>> BEGIN Provided material
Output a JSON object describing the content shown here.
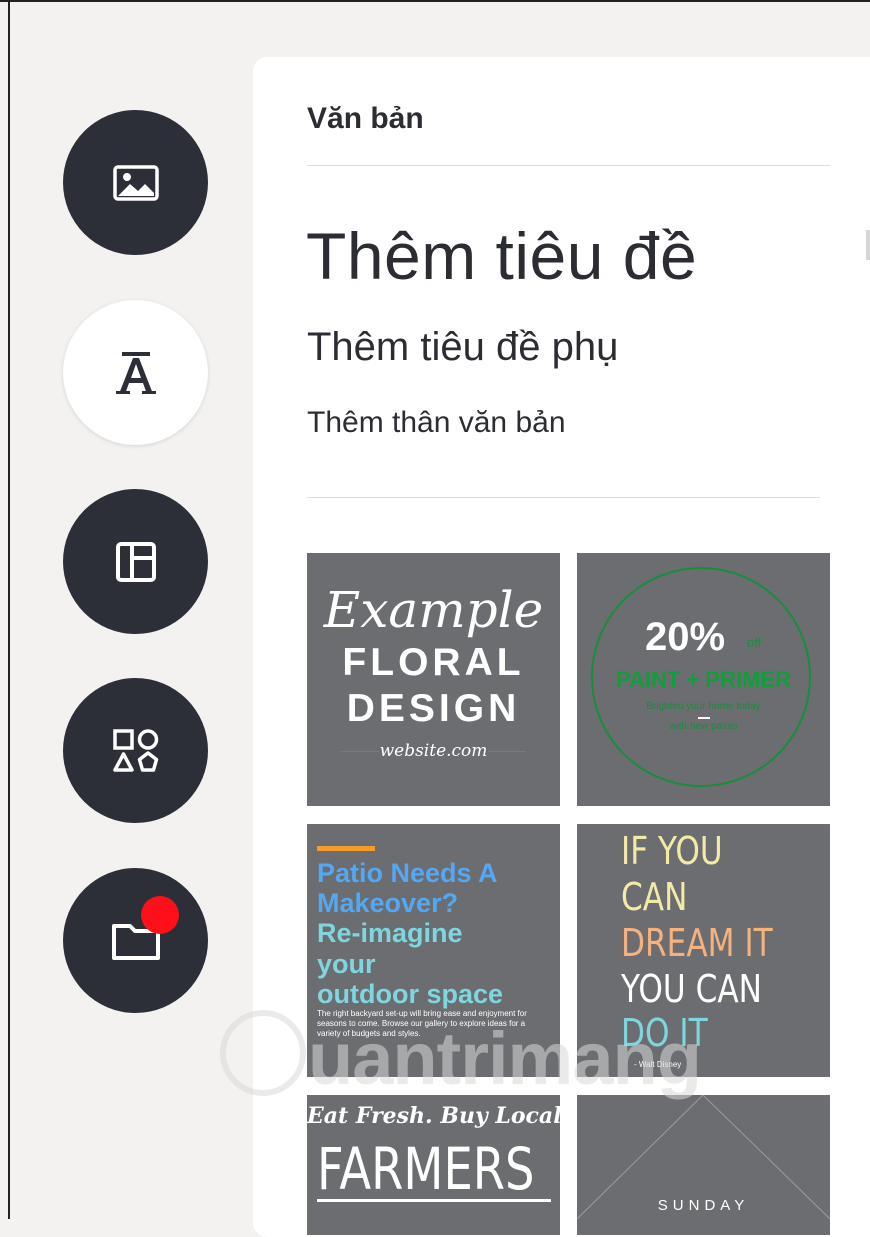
{
  "sidebar": {
    "items": [
      {
        "name": "photos",
        "icon": "image-icon",
        "active": false
      },
      {
        "name": "text",
        "icon": "text-icon",
        "active": true
      },
      {
        "name": "templates",
        "icon": "layout-icon",
        "active": false
      },
      {
        "name": "elements",
        "icon": "shapes-icon",
        "active": false
      },
      {
        "name": "uploads",
        "icon": "folder-icon",
        "active": false,
        "notification": true
      }
    ]
  },
  "panel": {
    "title": "Văn bản",
    "add_heading": "Thêm tiêu đề",
    "add_subheading": "Thêm tiêu đề phụ",
    "add_body": "Thêm thân văn bản"
  },
  "templates": {
    "t1": {
      "script": "Example",
      "line1": "FLORAL",
      "line2": "DESIGN",
      "website": "website.com"
    },
    "t2": {
      "percent": "20%",
      "off": "off",
      "paint": "PAINT + PRIMER",
      "small1": "Brighten your home today",
      "small2": "with new paints"
    },
    "t3": {
      "line1": "Patio Needs A",
      "line2": "Makeover?",
      "line3": "Re-imagine",
      "line4": "your",
      "line5": "outdoor space",
      "small": "The right backyard set-up will bring ease and enjoyment for seasons to come. Browse our gallery to explore ideas for a variety of budgets and styles."
    },
    "t4": {
      "line1": "IF YOU",
      "line2": "CAN",
      "line3": "DREAM IT",
      "line4": "YOU CAN",
      "line5": "DO IT",
      "credit": "- Walt Disney"
    },
    "t5": {
      "top": "Eat Fresh. Buy Local.",
      "big": "FARMERS"
    },
    "t6": {
      "text": "SUNDAY"
    }
  },
  "watermark": {
    "text": "uantrimang"
  },
  "colors": {
    "rail_dark": "#2d2f38",
    "badge": "#ff0f19",
    "tile_bg": "#6b6d71",
    "green": "#129d3b",
    "blue": "#54a7f2",
    "teal": "#7fd6df",
    "cream": "#f4eaa8",
    "peach": "#f6b27c",
    "orange": "#f39c2c"
  }
}
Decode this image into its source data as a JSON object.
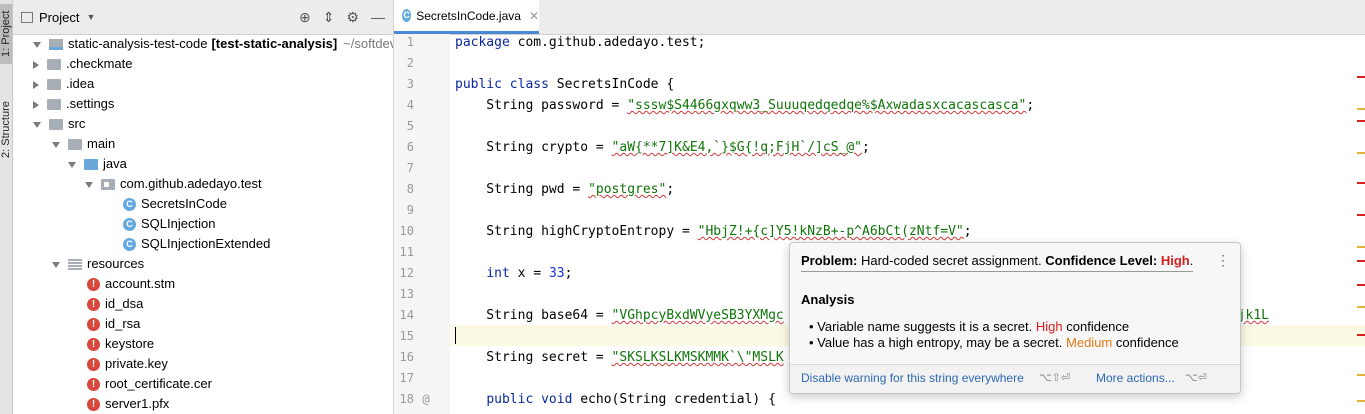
{
  "side_tabs": [
    "1: Project",
    "2: Structure"
  ],
  "project_panel": {
    "title": "Project",
    "tree": [
      {
        "label": "static-analysis-test-code",
        "suffix": "[test-static-analysis]",
        "path": "~/softdev",
        "type": "module",
        "expanded": true,
        "depth": 0
      },
      {
        "label": ".checkmate",
        "type": "folder",
        "expanded": false,
        "depth": 1
      },
      {
        "label": ".idea",
        "type": "folder",
        "expanded": false,
        "depth": 1
      },
      {
        "label": ".settings",
        "type": "folder",
        "expanded": false,
        "depth": 1
      },
      {
        "label": "src",
        "type": "folder",
        "expanded": true,
        "depth": 1
      },
      {
        "label": "main",
        "type": "folder",
        "expanded": true,
        "depth": 2
      },
      {
        "label": "java",
        "type": "source-folder",
        "expanded": true,
        "depth": 3
      },
      {
        "label": "com.github.adedayo.test",
        "type": "package",
        "expanded": true,
        "depth": 4
      },
      {
        "label": "SecretsInCode",
        "type": "class",
        "depth": 5
      },
      {
        "label": "SQLInjection",
        "type": "class",
        "depth": 5
      },
      {
        "label": "SQLInjectionExtended",
        "type": "class",
        "depth": 5
      },
      {
        "label": "resources",
        "type": "resources",
        "expanded": true,
        "depth": 3
      },
      {
        "label": "account.stm",
        "type": "error-file",
        "depth": 4
      },
      {
        "label": "id_dsa",
        "type": "error-file",
        "depth": 4
      },
      {
        "label": "id_rsa",
        "type": "error-file",
        "depth": 4
      },
      {
        "label": "keystore",
        "type": "error-file",
        "depth": 4
      },
      {
        "label": "private.key",
        "type": "error-file",
        "depth": 4
      },
      {
        "label": "root_certificate.cer",
        "type": "error-file",
        "depth": 4
      },
      {
        "label": "server1.pfx",
        "type": "error-file",
        "depth": 4
      }
    ]
  },
  "editor": {
    "tab": {
      "label": "SecretsInCode.java",
      "icon": "C"
    },
    "line_numbers": [
      "1",
      "2",
      "3",
      "4",
      "5",
      "6",
      "7",
      "8",
      "9",
      "10",
      "11",
      "12",
      "13",
      "14",
      "15",
      "16",
      "17",
      "18"
    ],
    "lines": [
      [
        {
          "t": "kw",
          "v": "package"
        },
        {
          "t": "var",
          "v": " com.github.adedayo.test;"
        }
      ],
      [],
      [
        {
          "t": "kw",
          "v": "public class"
        },
        {
          "t": "var",
          "v": " SecretsInCode {"
        }
      ],
      [
        {
          "t": "var",
          "v": "    String password = "
        },
        {
          "t": "str",
          "v": "\"sssw$S4466gxqww3_Suuuqedqedqe%$Axwadasxcacascasca\""
        },
        {
          "t": "var",
          "v": ";"
        }
      ],
      [],
      [
        {
          "t": "var",
          "v": "    String crypto = "
        },
        {
          "t": "str",
          "v": "\"aW{**7]K&E4,`}$G{!q;FjH`/]cS_@\""
        },
        {
          "t": "var",
          "v": ";"
        }
      ],
      [],
      [
        {
          "t": "var",
          "v": "    String pwd = "
        },
        {
          "t": "str",
          "v": "\"postgres\""
        },
        {
          "t": "var",
          "v": ";"
        }
      ],
      [],
      [
        {
          "t": "var",
          "v": "    String highCryptoEntropy = "
        },
        {
          "t": "str",
          "v": "\"HbjZ!+{c]Y5!kNzB+-p^A6bCt(zNtf=V\""
        },
        {
          "t": "var",
          "v": ";"
        }
      ],
      [],
      [
        {
          "t": "var",
          "v": "    "
        },
        {
          "t": "kw",
          "v": "int"
        },
        {
          "t": "var",
          "v": " x = "
        },
        {
          "t": "num",
          "v": "33"
        },
        {
          "t": "var",
          "v": ";"
        }
      ],
      [],
      [
        {
          "t": "var",
          "v": "    String base64 = "
        },
        {
          "t": "str",
          "v": "\"VGhpcyBxdWVyeSB3YXMgc"
        },
        {
          "t": "var",
          "v": "                                              "
        },
        {
          "t": "str",
          "v": "mVyc2lvbiAxLjk1L"
        }
      ],
      [],
      [
        {
          "t": "var",
          "v": "    String secret = "
        },
        {
          "t": "str",
          "v": "\"SKSLKSLKMSKMMK`\\\"MSLK"
        }
      ],
      [],
      [
        {
          "t": "var",
          "v": "    "
        },
        {
          "t": "kw",
          "v": "public void"
        },
        {
          "t": "var",
          "v": " echo(String credential) {"
        }
      ]
    ],
    "gutter_marker_line18": "@"
  },
  "popup": {
    "problem_label": "Problem:",
    "problem_text": "Hard-coded secret assignment.",
    "confidence_label": "Confidence Level:",
    "confidence_value": "High",
    "period": ".",
    "analysis_title": "Analysis",
    "bullets": [
      {
        "text": "Variable name suggests it is a secret.",
        "level": "High",
        "suffix": "confidence"
      },
      {
        "text": "Value has a high entropy, may be a secret.",
        "level": "Medium",
        "suffix": "confidence"
      }
    ],
    "action1": "Disable warning for this string everywhere",
    "action1_shortcut": "⌥⇧⏎",
    "action2": "More actions...",
    "action2_shortcut": "⌥⏎"
  },
  "colors": {
    "accent": "#4a8ad5",
    "keyword": "#0a28a0",
    "string": "#11740a",
    "error": "#d82020",
    "medium": "#e27b1a",
    "link": "#2f68b5"
  }
}
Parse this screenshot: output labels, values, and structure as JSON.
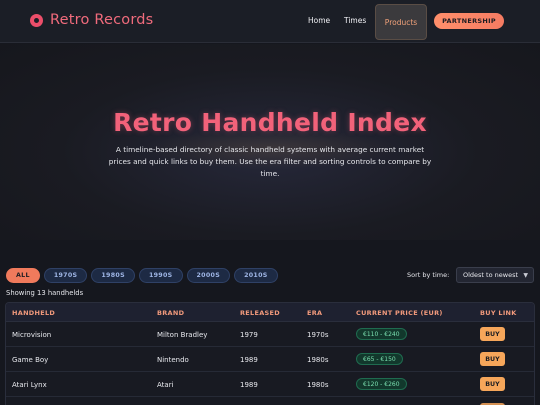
{
  "nav": {
    "brand": "Retro Records",
    "links": [
      "Home",
      "Times",
      "Products"
    ],
    "partnership": "PARTNERSHIP"
  },
  "hero": {
    "title": "Retro Handheld Index",
    "description": "A timeline-based directory of classic handheld systems with average current market prices and quick links to buy them. Use the era filter and sorting controls to compare by time."
  },
  "filters": {
    "eras": [
      "ALL",
      "1970S",
      "1980S",
      "1990S",
      "2000S",
      "2010S"
    ],
    "active": "ALL",
    "sort_label": "Sort by time:",
    "sort_value": "Oldest to newest"
  },
  "count_text": "Showing 13 handhelds",
  "table": {
    "headers": [
      "HANDHELD",
      "BRAND",
      "RELEASED",
      "ERA",
      "CURRENT PRICE (EUR)",
      "BUY LINK"
    ],
    "rows": [
      {
        "handheld": "Microvision",
        "brand": "Milton Bradley",
        "released": "1979",
        "era": "1970s",
        "price": "€110 - €240",
        "buy": "BUY"
      },
      {
        "handheld": "Game Boy",
        "brand": "Nintendo",
        "released": "1989",
        "era": "1980s",
        "price": "€65 - €150",
        "buy": "BUY"
      },
      {
        "handheld": "Atari Lynx",
        "brand": "Atari",
        "released": "1989",
        "era": "1980s",
        "price": "€120 - €260",
        "buy": "BUY"
      },
      {
        "handheld": "",
        "brand": "",
        "released": "",
        "era": "",
        "price": "",
        "buy": ""
      }
    ]
  },
  "colors": {
    "accent": "#f2627a",
    "orange": "#f07a5c",
    "buy": "#f6a65a",
    "price_green": "#7be0b0"
  }
}
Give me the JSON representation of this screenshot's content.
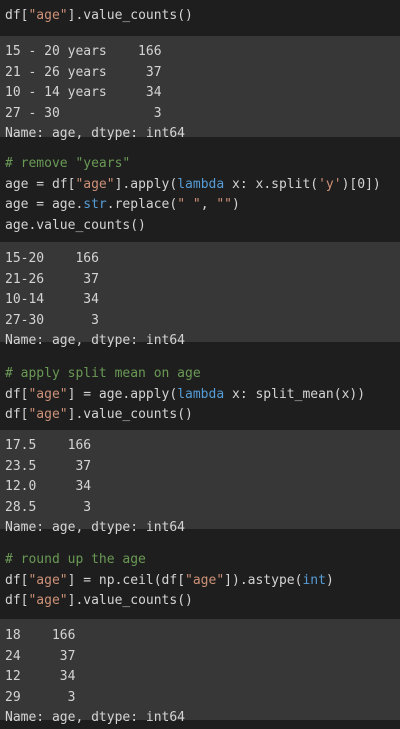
{
  "colors": {
    "code_bg": "#1e1e1e",
    "output_bg": "#373737",
    "comment": "#6a9955",
    "string": "#ce9178",
    "keyword": "#569cd6",
    "text": "#d4d4d4"
  },
  "cells": [
    {
      "type": "code",
      "lines": [
        [
          {
            "t": "df[",
            "c": "plain"
          },
          {
            "t": "\"age\"",
            "c": "string"
          },
          {
            "t": "].value_counts()",
            "c": "plain"
          }
        ]
      ]
    },
    {
      "type": "output",
      "lines": [
        "15 - 20 years    166",
        "21 - 26 years     37",
        "10 - 14 years     34",
        "27 - 30            3",
        "Name: age, dtype: int64"
      ]
    },
    {
      "type": "code",
      "lines": [
        [
          {
            "t": "# remove \"years\"",
            "c": "comment"
          }
        ],
        [
          {
            "t": "age = df[",
            "c": "plain"
          },
          {
            "t": "\"age\"",
            "c": "string"
          },
          {
            "t": "].apply(",
            "c": "plain"
          },
          {
            "t": "lambda",
            "c": "kw"
          },
          {
            "t": " x: x.split(",
            "c": "plain"
          },
          {
            "t": "'y'",
            "c": "string"
          },
          {
            "t": ")[0])",
            "c": "plain"
          }
        ],
        [
          {
            "t": "age = age.",
            "c": "plain"
          },
          {
            "t": "str",
            "c": "kw"
          },
          {
            "t": ".replace(",
            "c": "plain"
          },
          {
            "t": "\" \"",
            "c": "string"
          },
          {
            "t": ", ",
            "c": "plain"
          },
          {
            "t": "\"\"",
            "c": "string"
          },
          {
            "t": ")",
            "c": "plain"
          }
        ],
        [
          {
            "t": "age.value_counts()",
            "c": "plain"
          }
        ]
      ]
    },
    {
      "type": "output",
      "lines": [
        "15-20    166",
        "21-26     37",
        "10-14     34",
        "27-30      3",
        "Name: age, dtype: int64"
      ]
    },
    {
      "type": "code",
      "lines": [
        [
          {
            "t": "# apply split mean on age",
            "c": "comment"
          }
        ],
        [
          {
            "t": "df[",
            "c": "plain"
          },
          {
            "t": "\"age\"",
            "c": "string"
          },
          {
            "t": "] = age.apply(",
            "c": "plain"
          },
          {
            "t": "lambda",
            "c": "kw"
          },
          {
            "t": " x: split_mean(x))",
            "c": "plain"
          }
        ],
        [
          {
            "t": "df[",
            "c": "plain"
          },
          {
            "t": "\"age\"",
            "c": "string"
          },
          {
            "t": "].value_counts()",
            "c": "plain"
          }
        ]
      ]
    },
    {
      "type": "output",
      "lines": [
        "17.5    166",
        "23.5     37",
        "12.0     34",
        "28.5      3",
        "Name: age, dtype: int64"
      ]
    },
    {
      "type": "code",
      "lines": [
        [
          {
            "t": "# round up the age",
            "c": "comment"
          }
        ],
        [
          {
            "t": "df[",
            "c": "plain"
          },
          {
            "t": "\"age\"",
            "c": "string"
          },
          {
            "t": "] = np.ceil(df[",
            "c": "plain"
          },
          {
            "t": "\"age\"",
            "c": "string"
          },
          {
            "t": "]).astype(",
            "c": "plain"
          },
          {
            "t": "int",
            "c": "kw"
          },
          {
            "t": ")",
            "c": "plain"
          }
        ],
        [
          {
            "t": "df[",
            "c": "plain"
          },
          {
            "t": "\"age\"",
            "c": "string"
          },
          {
            "t": "].value_counts()",
            "c": "plain"
          }
        ]
      ]
    },
    {
      "type": "output",
      "lines": [
        "18    166",
        "24     37",
        "12     34",
        "29      3",
        "Name: age, dtype: int64"
      ]
    }
  ]
}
>> END Provided material
Exercise directions: Track down every line with the word "tiêu" and copy it.

Result:
    "add_heading": "Thêm tiêu đề",
    "add_subheading": "Thêm tiêu đề phụ",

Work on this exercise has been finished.